## Directions for this task
Retrieve every line of the data holding the word "title".

[Dataset listings of figures]
※

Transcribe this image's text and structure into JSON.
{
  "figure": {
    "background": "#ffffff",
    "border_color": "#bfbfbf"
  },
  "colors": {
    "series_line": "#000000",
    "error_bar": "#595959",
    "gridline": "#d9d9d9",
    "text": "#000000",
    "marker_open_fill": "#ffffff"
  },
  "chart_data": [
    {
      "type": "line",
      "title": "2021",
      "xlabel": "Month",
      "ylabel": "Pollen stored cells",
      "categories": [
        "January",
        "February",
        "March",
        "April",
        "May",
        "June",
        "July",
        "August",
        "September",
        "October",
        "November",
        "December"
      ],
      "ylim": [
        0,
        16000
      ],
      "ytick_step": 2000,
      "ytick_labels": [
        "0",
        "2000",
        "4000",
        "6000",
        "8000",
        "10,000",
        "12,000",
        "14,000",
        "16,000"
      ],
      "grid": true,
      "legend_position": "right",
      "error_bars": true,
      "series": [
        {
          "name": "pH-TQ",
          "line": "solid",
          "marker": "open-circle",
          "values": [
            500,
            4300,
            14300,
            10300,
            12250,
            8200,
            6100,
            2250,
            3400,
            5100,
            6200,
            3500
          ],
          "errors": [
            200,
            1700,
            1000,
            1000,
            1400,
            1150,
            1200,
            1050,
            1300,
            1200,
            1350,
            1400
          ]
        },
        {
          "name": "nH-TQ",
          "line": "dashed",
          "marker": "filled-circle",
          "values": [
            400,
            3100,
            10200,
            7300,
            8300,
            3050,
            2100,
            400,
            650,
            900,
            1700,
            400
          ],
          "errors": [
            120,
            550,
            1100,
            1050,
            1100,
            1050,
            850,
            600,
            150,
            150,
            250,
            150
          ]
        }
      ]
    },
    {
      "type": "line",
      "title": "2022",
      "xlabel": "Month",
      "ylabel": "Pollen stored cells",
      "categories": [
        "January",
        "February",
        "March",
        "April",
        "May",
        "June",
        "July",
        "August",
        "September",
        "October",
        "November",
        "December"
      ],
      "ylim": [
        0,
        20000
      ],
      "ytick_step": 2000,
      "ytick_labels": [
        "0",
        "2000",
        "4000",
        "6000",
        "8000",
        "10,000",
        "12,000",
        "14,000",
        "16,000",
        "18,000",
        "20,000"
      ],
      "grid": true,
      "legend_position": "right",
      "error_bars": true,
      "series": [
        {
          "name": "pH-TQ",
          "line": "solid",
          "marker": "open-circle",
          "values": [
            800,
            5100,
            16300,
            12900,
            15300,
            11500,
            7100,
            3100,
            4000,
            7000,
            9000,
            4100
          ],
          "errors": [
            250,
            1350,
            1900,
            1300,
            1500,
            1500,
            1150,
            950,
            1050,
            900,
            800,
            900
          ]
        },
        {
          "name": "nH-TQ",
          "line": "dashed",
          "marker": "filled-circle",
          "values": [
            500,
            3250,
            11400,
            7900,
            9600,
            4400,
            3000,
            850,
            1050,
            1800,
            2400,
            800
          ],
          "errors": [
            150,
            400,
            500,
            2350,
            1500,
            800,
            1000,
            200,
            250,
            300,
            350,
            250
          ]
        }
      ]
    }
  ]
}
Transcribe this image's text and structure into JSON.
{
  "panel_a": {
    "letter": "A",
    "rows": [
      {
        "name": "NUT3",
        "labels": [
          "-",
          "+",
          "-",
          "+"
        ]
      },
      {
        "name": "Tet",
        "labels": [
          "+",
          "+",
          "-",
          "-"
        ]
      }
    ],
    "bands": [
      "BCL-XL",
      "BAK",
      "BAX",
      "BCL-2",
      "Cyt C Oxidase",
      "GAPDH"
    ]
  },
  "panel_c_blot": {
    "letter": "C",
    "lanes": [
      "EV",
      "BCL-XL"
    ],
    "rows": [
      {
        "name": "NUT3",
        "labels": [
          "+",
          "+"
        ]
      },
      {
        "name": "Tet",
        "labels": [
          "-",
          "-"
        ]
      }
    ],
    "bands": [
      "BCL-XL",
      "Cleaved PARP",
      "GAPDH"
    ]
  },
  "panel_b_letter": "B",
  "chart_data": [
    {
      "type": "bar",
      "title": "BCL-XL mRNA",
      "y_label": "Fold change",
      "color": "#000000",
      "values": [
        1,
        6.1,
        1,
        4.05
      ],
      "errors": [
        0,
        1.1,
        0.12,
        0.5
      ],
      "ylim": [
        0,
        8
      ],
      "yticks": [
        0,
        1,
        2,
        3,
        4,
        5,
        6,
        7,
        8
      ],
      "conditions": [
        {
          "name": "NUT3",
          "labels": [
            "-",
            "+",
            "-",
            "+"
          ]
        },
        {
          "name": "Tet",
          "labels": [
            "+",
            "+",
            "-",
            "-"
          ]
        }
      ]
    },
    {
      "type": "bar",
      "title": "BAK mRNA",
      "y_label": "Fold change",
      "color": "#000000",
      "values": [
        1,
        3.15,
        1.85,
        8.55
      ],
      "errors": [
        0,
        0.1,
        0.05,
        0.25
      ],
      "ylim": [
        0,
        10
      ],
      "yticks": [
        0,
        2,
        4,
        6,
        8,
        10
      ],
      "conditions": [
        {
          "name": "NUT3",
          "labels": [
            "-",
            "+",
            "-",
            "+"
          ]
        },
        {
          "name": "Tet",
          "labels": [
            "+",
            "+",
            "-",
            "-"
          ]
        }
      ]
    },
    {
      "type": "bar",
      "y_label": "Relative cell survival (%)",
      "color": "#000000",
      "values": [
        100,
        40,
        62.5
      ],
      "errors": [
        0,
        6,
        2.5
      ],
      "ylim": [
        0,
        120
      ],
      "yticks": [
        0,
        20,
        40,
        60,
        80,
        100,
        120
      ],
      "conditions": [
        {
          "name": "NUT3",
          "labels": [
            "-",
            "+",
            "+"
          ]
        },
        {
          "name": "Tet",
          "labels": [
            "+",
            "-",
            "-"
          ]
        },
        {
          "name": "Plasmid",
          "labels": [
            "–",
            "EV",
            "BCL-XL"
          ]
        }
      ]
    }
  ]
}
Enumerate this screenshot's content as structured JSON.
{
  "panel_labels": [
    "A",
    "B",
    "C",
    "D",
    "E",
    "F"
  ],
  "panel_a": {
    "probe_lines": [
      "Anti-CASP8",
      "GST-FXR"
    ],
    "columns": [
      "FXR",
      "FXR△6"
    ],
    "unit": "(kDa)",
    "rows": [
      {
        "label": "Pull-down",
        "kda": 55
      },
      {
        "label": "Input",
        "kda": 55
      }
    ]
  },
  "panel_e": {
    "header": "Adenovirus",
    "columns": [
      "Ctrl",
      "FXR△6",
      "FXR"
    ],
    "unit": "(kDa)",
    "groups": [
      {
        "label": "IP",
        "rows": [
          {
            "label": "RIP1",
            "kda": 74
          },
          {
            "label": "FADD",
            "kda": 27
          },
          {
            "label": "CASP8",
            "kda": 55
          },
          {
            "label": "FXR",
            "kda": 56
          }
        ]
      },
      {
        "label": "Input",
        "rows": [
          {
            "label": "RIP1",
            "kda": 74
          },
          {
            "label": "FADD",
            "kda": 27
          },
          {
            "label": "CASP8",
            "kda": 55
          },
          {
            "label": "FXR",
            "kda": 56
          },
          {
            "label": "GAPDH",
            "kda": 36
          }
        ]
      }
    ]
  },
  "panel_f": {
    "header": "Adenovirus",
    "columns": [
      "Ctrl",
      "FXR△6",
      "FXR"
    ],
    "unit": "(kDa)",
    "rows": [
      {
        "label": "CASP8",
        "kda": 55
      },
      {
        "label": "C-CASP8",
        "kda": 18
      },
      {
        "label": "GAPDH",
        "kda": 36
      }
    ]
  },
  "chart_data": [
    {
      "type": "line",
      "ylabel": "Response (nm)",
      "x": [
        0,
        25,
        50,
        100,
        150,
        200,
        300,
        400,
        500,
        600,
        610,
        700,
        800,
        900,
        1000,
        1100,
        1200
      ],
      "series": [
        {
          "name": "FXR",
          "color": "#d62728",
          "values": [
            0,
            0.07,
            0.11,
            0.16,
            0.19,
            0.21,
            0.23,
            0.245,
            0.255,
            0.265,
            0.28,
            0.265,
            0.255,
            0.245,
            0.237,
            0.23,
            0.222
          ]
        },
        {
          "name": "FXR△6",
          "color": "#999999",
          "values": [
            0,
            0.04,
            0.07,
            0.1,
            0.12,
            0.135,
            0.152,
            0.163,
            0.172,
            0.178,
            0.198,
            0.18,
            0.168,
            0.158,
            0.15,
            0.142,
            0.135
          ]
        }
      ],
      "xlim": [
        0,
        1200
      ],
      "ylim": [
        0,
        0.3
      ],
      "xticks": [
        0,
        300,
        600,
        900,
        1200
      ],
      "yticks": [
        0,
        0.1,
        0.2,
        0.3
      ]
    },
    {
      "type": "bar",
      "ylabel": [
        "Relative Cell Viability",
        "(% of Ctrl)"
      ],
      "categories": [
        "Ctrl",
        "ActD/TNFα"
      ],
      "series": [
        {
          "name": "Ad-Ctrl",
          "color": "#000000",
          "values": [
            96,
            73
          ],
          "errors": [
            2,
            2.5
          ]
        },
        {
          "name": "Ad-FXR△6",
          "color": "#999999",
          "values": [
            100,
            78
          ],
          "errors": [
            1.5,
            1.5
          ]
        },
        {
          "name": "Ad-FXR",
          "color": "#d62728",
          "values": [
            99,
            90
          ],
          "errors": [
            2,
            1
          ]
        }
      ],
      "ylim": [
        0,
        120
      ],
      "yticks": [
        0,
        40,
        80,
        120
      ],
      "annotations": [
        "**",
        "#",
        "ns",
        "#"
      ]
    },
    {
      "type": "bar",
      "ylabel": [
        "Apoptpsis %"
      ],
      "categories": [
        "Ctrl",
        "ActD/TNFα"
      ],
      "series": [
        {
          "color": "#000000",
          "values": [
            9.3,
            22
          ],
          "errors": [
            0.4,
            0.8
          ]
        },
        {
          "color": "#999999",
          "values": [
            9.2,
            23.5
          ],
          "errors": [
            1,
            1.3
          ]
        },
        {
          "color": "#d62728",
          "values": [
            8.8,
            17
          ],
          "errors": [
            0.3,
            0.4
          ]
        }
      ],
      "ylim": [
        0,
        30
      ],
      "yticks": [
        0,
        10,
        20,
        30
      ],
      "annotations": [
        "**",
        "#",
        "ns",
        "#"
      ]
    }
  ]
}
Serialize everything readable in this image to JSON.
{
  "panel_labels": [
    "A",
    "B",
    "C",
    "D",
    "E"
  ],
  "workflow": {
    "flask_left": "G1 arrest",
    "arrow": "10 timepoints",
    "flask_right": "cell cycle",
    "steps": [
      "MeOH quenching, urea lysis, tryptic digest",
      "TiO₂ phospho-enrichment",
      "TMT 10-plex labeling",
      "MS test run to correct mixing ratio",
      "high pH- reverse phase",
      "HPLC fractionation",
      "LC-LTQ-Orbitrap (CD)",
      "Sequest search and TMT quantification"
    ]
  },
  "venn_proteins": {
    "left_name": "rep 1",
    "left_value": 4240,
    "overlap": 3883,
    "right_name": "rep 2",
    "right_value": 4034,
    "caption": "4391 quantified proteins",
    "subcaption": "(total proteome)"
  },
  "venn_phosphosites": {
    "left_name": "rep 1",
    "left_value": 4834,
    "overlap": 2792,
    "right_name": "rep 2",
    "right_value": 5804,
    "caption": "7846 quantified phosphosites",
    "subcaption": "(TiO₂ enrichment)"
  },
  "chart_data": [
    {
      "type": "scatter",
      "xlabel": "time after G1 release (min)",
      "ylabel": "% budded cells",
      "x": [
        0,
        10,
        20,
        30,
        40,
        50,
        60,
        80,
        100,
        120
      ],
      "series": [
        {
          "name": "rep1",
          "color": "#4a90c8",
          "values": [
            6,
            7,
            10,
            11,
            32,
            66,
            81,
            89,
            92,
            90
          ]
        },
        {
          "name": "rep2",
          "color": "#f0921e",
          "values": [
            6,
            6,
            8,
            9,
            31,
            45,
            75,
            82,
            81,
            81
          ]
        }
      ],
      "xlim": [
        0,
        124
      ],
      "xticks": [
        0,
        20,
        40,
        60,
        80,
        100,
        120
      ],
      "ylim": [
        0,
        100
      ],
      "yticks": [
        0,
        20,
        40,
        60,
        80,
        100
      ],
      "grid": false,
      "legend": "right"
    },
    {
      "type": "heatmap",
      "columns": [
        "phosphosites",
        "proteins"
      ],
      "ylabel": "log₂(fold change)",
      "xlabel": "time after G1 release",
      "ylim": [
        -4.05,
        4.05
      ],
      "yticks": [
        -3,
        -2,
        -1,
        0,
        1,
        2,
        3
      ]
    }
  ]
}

※

## Answer space
      "title": "2021",
      "title": "2022",
      "title": "BCL-XL mRNA",
      "title": "BAK mRNA",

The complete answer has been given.